Stored data entries:
┄┄┄┄┄┄┄┄┄┄

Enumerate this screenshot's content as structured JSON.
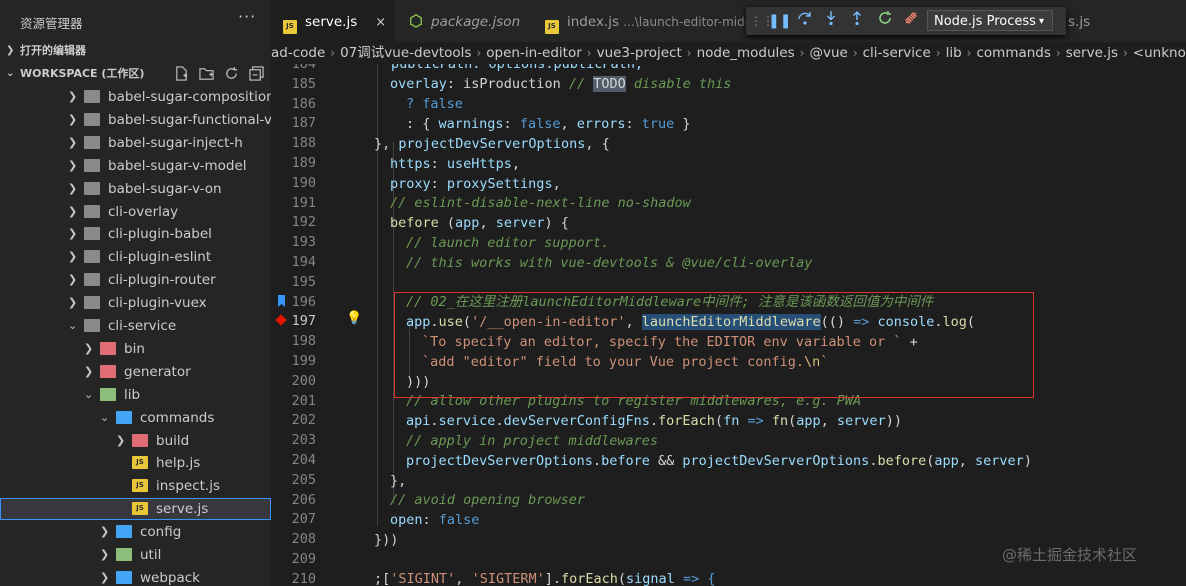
{
  "sidebar": {
    "title": "资源管理器",
    "more_icon": "ellipsis-icon",
    "open_editors_label": "打开的编辑器",
    "workspace_label": "WORKSPACE (工作区)",
    "tree": [
      {
        "label": "babel-sugar-composition-api-render-instance",
        "expanded": false,
        "type": "folder",
        "color": "grey"
      },
      {
        "label": "babel-sugar-functional-vue",
        "expanded": false,
        "type": "folder",
        "color": "grey"
      },
      {
        "label": "babel-sugar-inject-h",
        "expanded": false,
        "type": "folder",
        "color": "grey"
      },
      {
        "label": "babel-sugar-v-model",
        "expanded": false,
        "type": "folder",
        "color": "grey"
      },
      {
        "label": "babel-sugar-v-on",
        "expanded": false,
        "type": "folder",
        "color": "grey"
      },
      {
        "label": "cli-overlay",
        "expanded": false,
        "type": "folder",
        "color": "grey"
      },
      {
        "label": "cli-plugin-babel",
        "expanded": false,
        "type": "folder",
        "color": "grey"
      },
      {
        "label": "cli-plugin-eslint",
        "expanded": false,
        "type": "folder",
        "color": "grey"
      },
      {
        "label": "cli-plugin-router",
        "expanded": false,
        "type": "folder",
        "color": "grey"
      },
      {
        "label": "cli-plugin-vuex",
        "expanded": false,
        "type": "folder",
        "color": "grey"
      },
      {
        "label": "cli-service",
        "expanded": true,
        "type": "folder",
        "color": "grey"
      },
      {
        "label": "bin",
        "expanded": false,
        "type": "folder",
        "color": "red"
      },
      {
        "label": "generator",
        "expanded": false,
        "type": "folder",
        "color": "red"
      },
      {
        "label": "lib",
        "expanded": true,
        "type": "folder",
        "color": "green"
      },
      {
        "label": "commands",
        "expanded": true,
        "type": "folder",
        "color": "blue"
      },
      {
        "label": "build",
        "expanded": false,
        "type": "folder",
        "color": "red"
      },
      {
        "label": "help.js",
        "type": "js"
      },
      {
        "label": "inspect.js",
        "type": "js"
      },
      {
        "label": "serve.js",
        "type": "js",
        "selected": true
      },
      {
        "label": "config",
        "expanded": false,
        "type": "folder",
        "color": "blue"
      },
      {
        "label": "util",
        "expanded": false,
        "type": "folder",
        "color": "green"
      },
      {
        "label": "webpack",
        "expanded": false,
        "type": "folder",
        "color": "blue"
      }
    ]
  },
  "tabs": [
    {
      "label": "serve.js",
      "icon": "js-file-icon",
      "active": true,
      "close": "×"
    },
    {
      "label": "package.json",
      "icon": "node-json-icon",
      "italic": true
    },
    {
      "label": "index.js",
      "hint": "...\\launch-editor-middle",
      "icon": "js-file-icon"
    },
    {
      "label": "s.js",
      "icon": "js-file-icon"
    }
  ],
  "debug": {
    "process_label": "Node.js Process"
  },
  "breadcrumb": [
    "ad-code",
    "07调试vue-devtools",
    "open-in-editor",
    "vue3-project",
    "node_modules",
    "@vue",
    "cli-service",
    "lib",
    "commands",
    "serve.js",
    "<unknown>"
  ],
  "editor": {
    "line_numbers": [
      "184",
      "185",
      "186",
      "187",
      "188",
      "189",
      "190",
      "191",
      "192",
      "193",
      "194",
      "195",
      "196",
      "197",
      "198",
      "199",
      "200",
      "201",
      "202",
      "203",
      "204",
      "205",
      "206",
      "207",
      "208",
      "209",
      "210"
    ],
    "current_line": "197",
    "t": {
      "l184": "publicPath: options.publicPath,",
      "l185a": "overlay",
      "l185b": ": isProduction ",
      "l185c": "// ",
      "l185d": "TODO",
      "l185e": " disable this",
      "l186a": "? ",
      "l186b": "false",
      "l187a": ": { ",
      "l187b": "warnings",
      "l187c": ": ",
      "l187d": "false",
      "l187e": ", ",
      "l187f": "errors",
      "l187g": ": ",
      "l187h": "true",
      "l187i": " }",
      "l188a": "}, ",
      "l188b": "projectDevServerOptions",
      "l188c": ", {",
      "l189a": "https",
      "l189b": ": ",
      "l189c": "useHttps",
      "l189d": ",",
      "l190a": "proxy",
      "l190b": ": ",
      "l190c": "proxySettings",
      "l190d": ",",
      "l191": "// eslint-disable-next-line no-shadow",
      "l192a": "before",
      "l192b": " (",
      "l192c": "app",
      "l192d": ", ",
      "l192e": "server",
      "l192f": ") {",
      "l193": "// launch editor support.",
      "l194": "// this works with vue-devtools & @vue/cli-overlay",
      "l196": "// 02_在这里注册launchEditorMiddleware中间件; 注意是该函数返回值为中间件",
      "l197a": "app",
      "l197b": ".",
      "l197c": "use",
      "l197d": "(",
      "l197e": "'/__open-in-editor'",
      "l197f": ", ",
      "l197g": "launchEditorMiddleware",
      "l197h": "(() ",
      "l197i": "=>",
      "l197j": " console",
      "l197k": ".",
      "l197l": "log",
      "l197m": "(",
      "l198a": "`To specify an editor, specify the EDITOR env variable or `",
      "l198b": " +",
      "l199a": "`add \"editor\" field to your Vue project config.",
      "l199b": "\\n",
      "l199c": "`",
      "l200": ")))",
      "l201": "// allow other plugins to register middlewares, e.g. PWA",
      "l202a": "api",
      "l202b": ".",
      "l202c": "service",
      "l202d": ".",
      "l202e": "devServerConfigFns",
      "l202f": ".",
      "l202g": "forEach",
      "l202h": "(",
      "l202i": "fn",
      "l202j": " => ",
      "l202k": "fn",
      "l202l": "(",
      "l202m": "app",
      "l202n": ", ",
      "l202o": "server",
      "l202p": "))",
      "l203": "// apply in project middlewares",
      "l204a": "projectDevServerOptions",
      "l204b": ".",
      "l204c": "before",
      "l204d": " && ",
      "l204e": "projectDevServerOptions",
      "l204f": ".",
      "l204g": "before",
      "l204h": "(",
      "l204i": "app",
      "l204j": ", ",
      "l204k": "server",
      "l204l": ")",
      "l205": "},",
      "l206": "// avoid opening browser",
      "l207a": "open",
      "l207b": ": ",
      "l207c": "false",
      "l208": "}))",
      "l210a": ";[",
      "l210b": "'SIGINT'",
      "l210c": ", ",
      "l210d": "'SIGTERM'",
      "l210e": "].",
      "l210f": "forEach",
      "l210g": "(",
      "l210h": "signal",
      "l210i": " => {"
    }
  },
  "watermark": "@稀土掘金技术社区",
  "colors": {
    "accent": "#3794ff",
    "highlight_box": "#d9342b",
    "breakpoint": "#e51400"
  }
}
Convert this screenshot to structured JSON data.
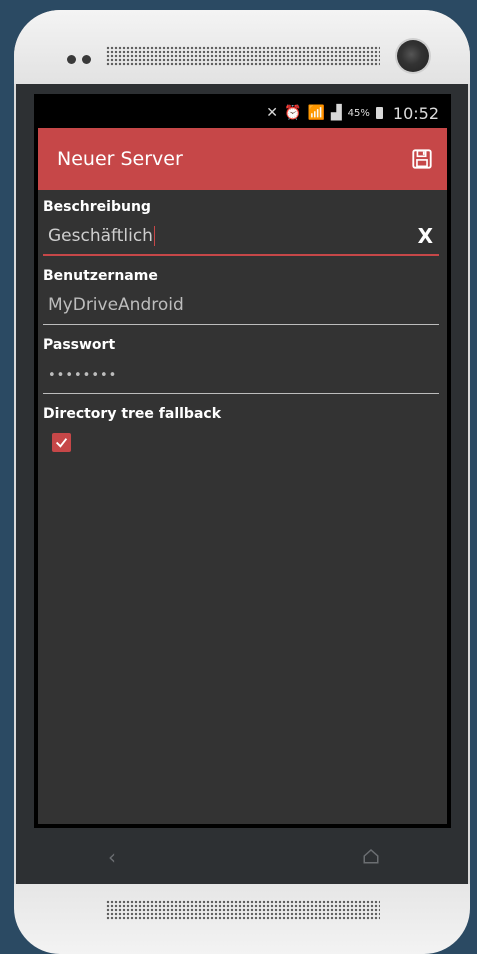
{
  "status_bar": {
    "icons": [
      "mute-icon",
      "alarm-icon",
      "wifi-icon",
      "signal-icon"
    ],
    "battery_percent": "45%",
    "time": "10:52"
  },
  "app_bar": {
    "title": "Neuer Server",
    "save_icon": "save-icon",
    "background_color": "#c64748"
  },
  "form": {
    "description": {
      "label": "Beschreibung",
      "value": "Geschäftlich",
      "clear_label": "X"
    },
    "username": {
      "label": "Benutzername",
      "value": "MyDriveAndroid"
    },
    "password": {
      "label": "Passwort",
      "value": "••••••••"
    },
    "directory_tree_fallback": {
      "label": "Directory tree fallback",
      "checked": true
    }
  },
  "nav": {
    "back_icon": "back-icon",
    "home_icon": "home-icon"
  }
}
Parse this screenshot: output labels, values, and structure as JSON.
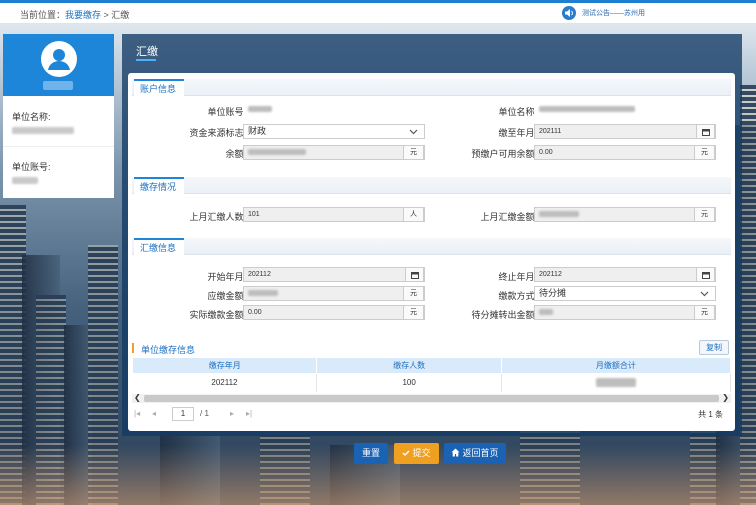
{
  "breadcrumb": {
    "prefix": "当前位置：",
    "link": "我要缴存",
    "separator": " > ",
    "current": "汇缴"
  },
  "notice": {
    "text": "测试公告——苏州用"
  },
  "user_card": {
    "unit_name_label": "单位名称:",
    "unit_name_value": "",
    "unit_account_label": "单位账号:",
    "unit_account_value": ""
  },
  "panel": {
    "title": "汇缴"
  },
  "sections": {
    "account": {
      "title": "账户信息",
      "unit_account_label": "单位账号:",
      "unit_account_value": "",
      "unit_name_label": "单位名称:",
      "unit_name_value": "",
      "fund_source_label": "资金来源标志:",
      "fund_source_value": "财政",
      "paid_until_label": "缴至年月:",
      "paid_until_value": "202111",
      "balance_label": "余额:",
      "balance_value": "",
      "balance_unit": "元",
      "prepaid_label": "预缴户可用余额:",
      "prepaid_value": "0.00",
      "prepaid_unit": "元"
    },
    "deposit": {
      "title": "缴存情况",
      "last_count_label": "上月汇缴人数:",
      "last_count_value": "101",
      "last_count_unit": "人",
      "last_amount_label": "上月汇缴金额:",
      "last_amount_value": "",
      "last_amount_unit": "元"
    },
    "remit": {
      "title": "汇缴信息",
      "start_label": "开始年月:",
      "start_value": "202112",
      "end_label": "终止年月:",
      "end_value": "202112",
      "due_label": "应缴金额:",
      "due_value": "",
      "due_unit": "元",
      "method_label": "缴款方式:",
      "method_value": "待分摊",
      "actual_label": "实际缴款金额:",
      "actual_value": "0.00",
      "actual_unit": "元",
      "transfer_label": "待分摊转出金额:",
      "transfer_value": "",
      "transfer_unit": "元"
    }
  },
  "grid": {
    "title": "单位缴存信息",
    "copy_label": "复制",
    "columns": [
      "缴存年月",
      "缴存人数",
      "月缴额合计"
    ],
    "rows": [
      {
        "month": "202112",
        "count": "100",
        "total": ""
      }
    ],
    "pager": {
      "page": "1",
      "of": "/ 1",
      "total": "共 1 条"
    }
  },
  "buttons": {
    "reset": "重置",
    "submit": "提交",
    "back": "返回首页"
  },
  "colors": {
    "primary": "#1e86d8",
    "accent": "#f0a020",
    "panel": "#123a64"
  }
}
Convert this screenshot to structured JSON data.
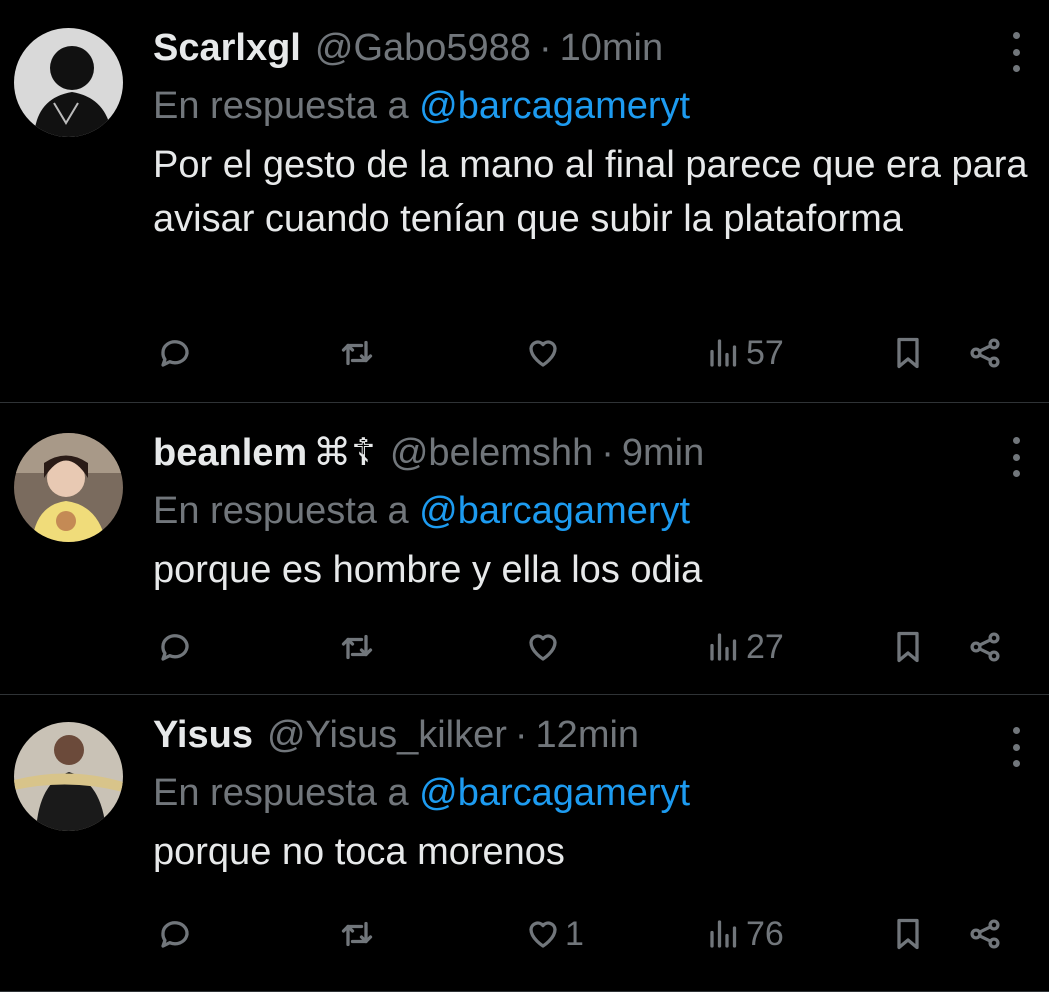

┄┄┄┄┄┄┄┄┄┄

--- DIRECTION ---
Pull out every line of the entries that includes the word "disable".

--- EXPECTED ANSWER ---
      "l185e": " disable this",
      "l191": "// eslint-disable-next-line no-shadow",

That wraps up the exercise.